## Goal:
Each entry below is to be duplicated verbatim.
_ _ _ _ _ _ _
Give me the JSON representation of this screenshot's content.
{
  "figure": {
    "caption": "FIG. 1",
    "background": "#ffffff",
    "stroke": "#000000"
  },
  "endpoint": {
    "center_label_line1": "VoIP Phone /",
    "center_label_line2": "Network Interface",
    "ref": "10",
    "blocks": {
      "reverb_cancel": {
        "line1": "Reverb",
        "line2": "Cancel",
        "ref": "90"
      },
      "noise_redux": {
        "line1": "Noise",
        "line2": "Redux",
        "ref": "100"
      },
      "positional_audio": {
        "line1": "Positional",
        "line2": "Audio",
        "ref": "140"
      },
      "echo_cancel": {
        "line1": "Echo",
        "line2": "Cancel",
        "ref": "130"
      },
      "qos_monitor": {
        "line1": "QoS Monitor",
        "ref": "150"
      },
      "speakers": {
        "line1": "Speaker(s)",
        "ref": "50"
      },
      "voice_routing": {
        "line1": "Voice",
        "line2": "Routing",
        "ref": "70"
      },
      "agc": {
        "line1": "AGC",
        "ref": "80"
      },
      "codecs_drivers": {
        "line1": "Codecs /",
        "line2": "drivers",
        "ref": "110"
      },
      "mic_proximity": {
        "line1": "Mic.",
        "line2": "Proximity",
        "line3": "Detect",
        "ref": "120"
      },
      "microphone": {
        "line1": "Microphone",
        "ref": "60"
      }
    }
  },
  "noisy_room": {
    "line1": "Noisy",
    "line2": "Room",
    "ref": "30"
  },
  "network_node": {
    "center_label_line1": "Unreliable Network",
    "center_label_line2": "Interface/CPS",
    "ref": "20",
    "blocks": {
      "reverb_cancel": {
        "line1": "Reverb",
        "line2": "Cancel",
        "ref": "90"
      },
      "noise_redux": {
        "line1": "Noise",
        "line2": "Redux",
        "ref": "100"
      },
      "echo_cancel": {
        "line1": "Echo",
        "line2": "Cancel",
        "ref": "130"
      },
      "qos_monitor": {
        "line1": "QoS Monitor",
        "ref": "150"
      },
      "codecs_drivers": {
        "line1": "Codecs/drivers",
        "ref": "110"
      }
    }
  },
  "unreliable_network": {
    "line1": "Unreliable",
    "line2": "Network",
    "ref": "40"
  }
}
_ _ _ _ _ _ _
## Answer for this exercise:
Give me the JSON representation of this screenshot's content.
{
  "figure": {
    "caption": "FIG. 1",
    "background": "#ffffff",
    "stroke": "#000000"
  },
  "endpoint": {
    "center_label_line1": "VoIP Phone /",
    "center_label_line2": "Network Interface",
    "ref": "10",
    "blocks": {
      "reverb_cancel": {
        "line1": "Reverb",
        "line2": "Cancel",
        "ref": "90"
      },
      "noise_redux": {
        "line1": "Noise",
        "line2": "Redux",
        "ref": "100"
      },
      "positional_audio": {
        "line1": "Positional",
        "line2": "Audio",
        "ref": "140"
      },
      "echo_cancel": {
        "line1": "Echo",
        "line2": "Cancel",
        "ref": "130"
      },
      "qos_monitor": {
        "line1": "QoS Monitor",
        "ref": "150"
      },
      "speakers": {
        "line1": "Speaker(s)",
        "ref": "50"
      },
      "voice_routing": {
        "line1": "Voice",
        "line2": "Routing",
        "ref": "70"
      },
      "agc": {
        "line1": "AGC",
        "ref": "80"
      },
      "codecs_drivers": {
        "line1": "Codecs /",
        "line2": "drivers",
        "ref": "110"
      },
      "mic_proximity": {
        "line1": "Mic.",
        "line2": "Proximity",
        "line3": "Detect",
        "ref": "120"
      },
      "microphone": {
        "line1": "Microphone",
        "ref": "60"
      }
    }
  },
  "noisy_room": {
    "line1": "Noisy",
    "line2": "Room",
    "ref": "30"
  },
  "network_node": {
    "center_label_line1": "Unreliable Network",
    "center_label_line2": "Interface/CPS",
    "ref": "20",
    "blocks": {
      "reverb_cancel": {
        "line1": "Reverb",
        "line2": "Cancel",
        "ref": "90"
      },
      "noise_redux": {
        "line1": "Noise",
        "line2": "Redux",
        "ref": "100"
      },
      "echo_cancel": {
        "line1": "Echo",
        "line2": "Cancel",
        "ref": "130"
      },
      "qos_monitor": {
        "line1": "QoS Monitor",
        "ref": "150"
      },
      "codecs_drivers": {
        "line1": "Codecs/drivers",
        "ref": "110"
      }
    }
  },
  "unreliable_network": {
    "line1": "Unreliable",
    "line2": "Network",
    "ref": "40"
  }
}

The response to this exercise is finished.